[Records from a data source]
- - -
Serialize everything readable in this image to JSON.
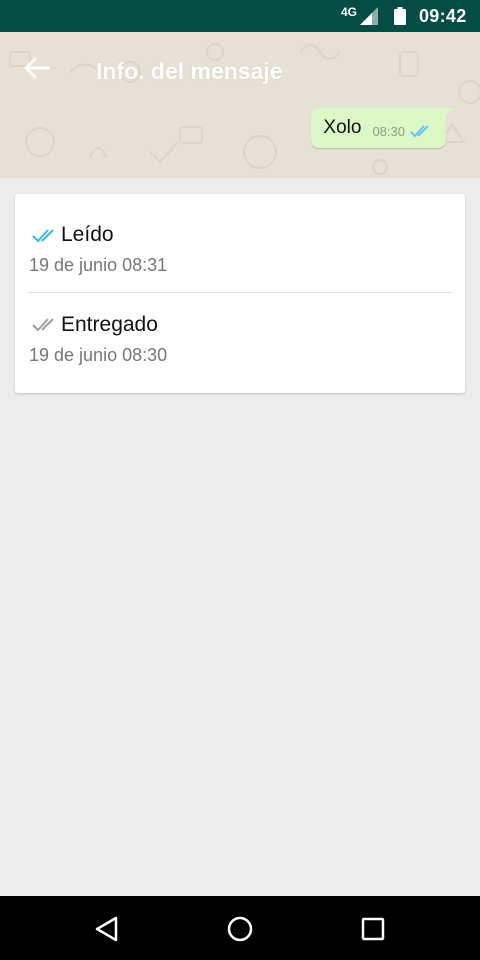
{
  "status_bar": {
    "network": "4G",
    "time": "09:42"
  },
  "header": {
    "title": "Info. del mensaje",
    "back_icon": "arrow-left-icon"
  },
  "message": {
    "text": "Xolo",
    "time": "08:30",
    "tick_icon": "double-check-icon",
    "tick_color": "#4fc3f7"
  },
  "receipts": [
    {
      "label": "Leído",
      "time": "19 de junio 08:31",
      "icon": "double-check-icon",
      "icon_color": "#34b7f1"
    },
    {
      "label": "Entregado",
      "time": "19 de junio 08:30",
      "icon": "double-check-icon",
      "icon_color": "#9e9e9e"
    }
  ],
  "colors": {
    "status_bar": "#054d44",
    "bubble": "#dcf8c6",
    "background": "#ececec"
  },
  "nav_bar": {
    "back_icon": "triangle-back-icon",
    "home_icon": "circle-home-icon",
    "recent_icon": "square-recents-icon"
  }
}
- - -
## Written request:
The records above must be echoed exactly, minus their pictures.

## Result for this task:
Serialize everything readable in this image to JSON.
{
  "status_bar": {
    "network": "4G",
    "time": "09:42"
  },
  "header": {
    "title": "Info. del mensaje",
    "back_icon": "arrow-left-icon"
  },
  "message": {
    "text": "Xolo",
    "time": "08:30",
    "tick_icon": "double-check-icon",
    "tick_color": "#4fc3f7"
  },
  "receipts": [
    {
      "label": "Leído",
      "time": "19 de junio 08:31",
      "icon": "double-check-icon",
      "icon_color": "#34b7f1"
    },
    {
      "label": "Entregado",
      "time": "19 de junio 08:30",
      "icon": "double-check-icon",
      "icon_color": "#9e9e9e"
    }
  ],
  "colors": {
    "status_bar": "#054d44",
    "bubble": "#dcf8c6",
    "background": "#ececec"
  },
  "nav_bar": {
    "back_icon": "triangle-back-icon",
    "home_icon": "circle-home-icon",
    "recent_icon": "square-recents-icon"
  }
}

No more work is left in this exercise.